▸ REQUIREMENT
Your job is to retype all of the data word for word, leaving every image out.
________
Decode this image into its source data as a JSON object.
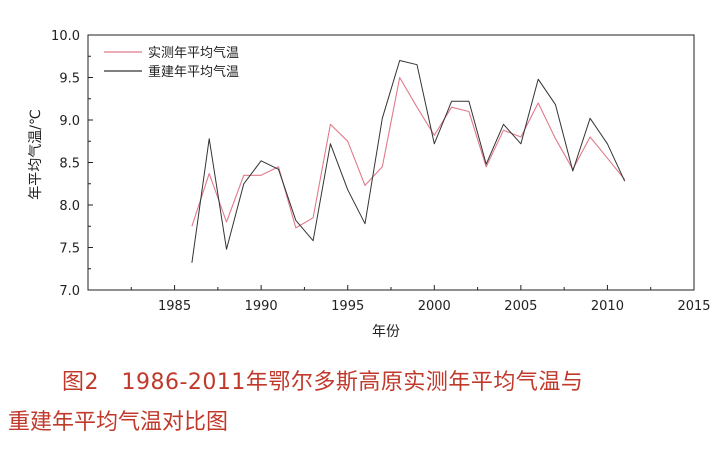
{
  "chart_data": {
    "type": "line",
    "xlabel": "年份",
    "ylabel": "年平均气温/℃",
    "xlim": [
      1980,
      2015
    ],
    "ylim": [
      7.0,
      10.0
    ],
    "xticks": [
      1985,
      1990,
      1995,
      2000,
      2005,
      2010,
      2015
    ],
    "yticks": [
      "7.0",
      "7.5",
      "8.0",
      "8.5",
      "9.0",
      "9.5",
      "10.0"
    ],
    "legend_position": "top-left",
    "x": [
      1986,
      1987,
      1988,
      1989,
      1990,
      1991,
      1992,
      1993,
      1994,
      1995,
      1996,
      1997,
      1998,
      1999,
      2000,
      2001,
      2002,
      2003,
      2004,
      2005,
      2006,
      2007,
      2008,
      2009,
      2010,
      2011
    ],
    "series": [
      {
        "name": "实测年平均气温",
        "color": "#e07a8c",
        "values": [
          7.75,
          8.37,
          7.8,
          8.35,
          8.35,
          8.45,
          7.73,
          7.85,
          8.95,
          8.75,
          8.23,
          8.45,
          9.5,
          9.15,
          8.82,
          9.15,
          9.1,
          8.45,
          8.88,
          8.8,
          9.2,
          8.78,
          8.42,
          8.8,
          8.55,
          8.3
        ]
      },
      {
        "name": "重建年平均气温",
        "color": "#333333",
        "values": [
          7.32,
          8.78,
          7.48,
          8.25,
          8.52,
          8.42,
          7.82,
          7.58,
          8.72,
          8.18,
          7.78,
          9.02,
          9.7,
          9.65,
          8.72,
          9.22,
          9.22,
          8.48,
          8.95,
          8.72,
          9.48,
          9.18,
          8.4,
          9.02,
          8.72,
          8.28
        ]
      }
    ]
  },
  "caption": {
    "line1": "图2　1986-2011年鄂尔多斯高原实测年平均气温与",
    "line2": "重建年平均气温对比图"
  }
}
________
▸ FULL SOLUTION
Decode this image into its source data as a JSON object.
{
  "chart_data": {
    "type": "line",
    "xlabel": "年份",
    "ylabel": "年平均气温/℃",
    "xlim": [
      1980,
      2015
    ],
    "ylim": [
      7.0,
      10.0
    ],
    "xticks": [
      1985,
      1990,
      1995,
      2000,
      2005,
      2010,
      2015
    ],
    "yticks": [
      "7.0",
      "7.5",
      "8.0",
      "8.5",
      "9.0",
      "9.5",
      "10.0"
    ],
    "legend_position": "top-left",
    "x": [
      1986,
      1987,
      1988,
      1989,
      1990,
      1991,
      1992,
      1993,
      1994,
      1995,
      1996,
      1997,
      1998,
      1999,
      2000,
      2001,
      2002,
      2003,
      2004,
      2005,
      2006,
      2007,
      2008,
      2009,
      2010,
      2011
    ],
    "series": [
      {
        "name": "实测年平均气温",
        "color": "#e07a8c",
        "values": [
          7.75,
          8.37,
          7.8,
          8.35,
          8.35,
          8.45,
          7.73,
          7.85,
          8.95,
          8.75,
          8.23,
          8.45,
          9.5,
          9.15,
          8.82,
          9.15,
          9.1,
          8.45,
          8.88,
          8.8,
          9.2,
          8.78,
          8.42,
          8.8,
          8.55,
          8.3
        ]
      },
      {
        "name": "重建年平均气温",
        "color": "#333333",
        "values": [
          7.32,
          8.78,
          7.48,
          8.25,
          8.52,
          8.42,
          7.82,
          7.58,
          8.72,
          8.18,
          7.78,
          9.02,
          9.7,
          9.65,
          8.72,
          9.22,
          9.22,
          8.48,
          8.95,
          8.72,
          9.48,
          9.18,
          8.4,
          9.02,
          8.72,
          8.28
        ]
      }
    ]
  },
  "caption": {
    "line1": "图2　1986-2011年鄂尔多斯高原实测年平均气温与",
    "line2": "重建年平均气温对比图"
  }
}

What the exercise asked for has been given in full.